Stored items from a collection:
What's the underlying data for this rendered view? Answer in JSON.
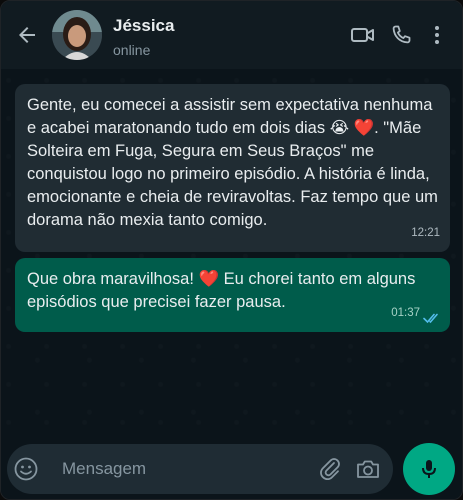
{
  "contact": {
    "name": "Jéssica",
    "status": "online"
  },
  "messages": [
    {
      "direction": "incoming",
      "parts": [
        "Gente, eu comecei a assistir sem expectativa nenhuma e acabei maratonando tudo em dois dias ",
        "😭",
        " ",
        "❤️",
        ". \"Mãe Solteira em Fuga, Segura em Seus Braços\" me conquistou logo no primeiro episódio. A história é linda, emocionante e cheia de reviravoltas. Faz tempo que um dorama não mexia tanto comigo."
      ],
      "time": "12:21"
    },
    {
      "direction": "outgoing",
      "parts": [
        "Que obra maravilhosa! ",
        "❤️",
        " Eu chorei tanto em alguns episódios que precisei fazer pausa."
      ],
      "time": "01:37",
      "read": true
    }
  ],
  "composer": {
    "placeholder": "Mensagem"
  },
  "icons": {
    "back": "arrow-left-icon",
    "video": "video-call-icon",
    "phone": "phone-icon",
    "menu": "more-vertical-icon",
    "emoji": "emoji-icon",
    "attach": "paperclip-icon",
    "camera": "camera-icon",
    "mic": "microphone-icon"
  },
  "colors": {
    "header_bg": "#111b21",
    "incoming_bubble": "#202c33",
    "outgoing_bubble": "#005c4b",
    "accent": "#00a884",
    "read_ticks": "#53bdeb"
  }
}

Stated exercise
Collect each line above holding the string "direction".

Task answer
      "direction": "incoming",
      "direction": "outgoing",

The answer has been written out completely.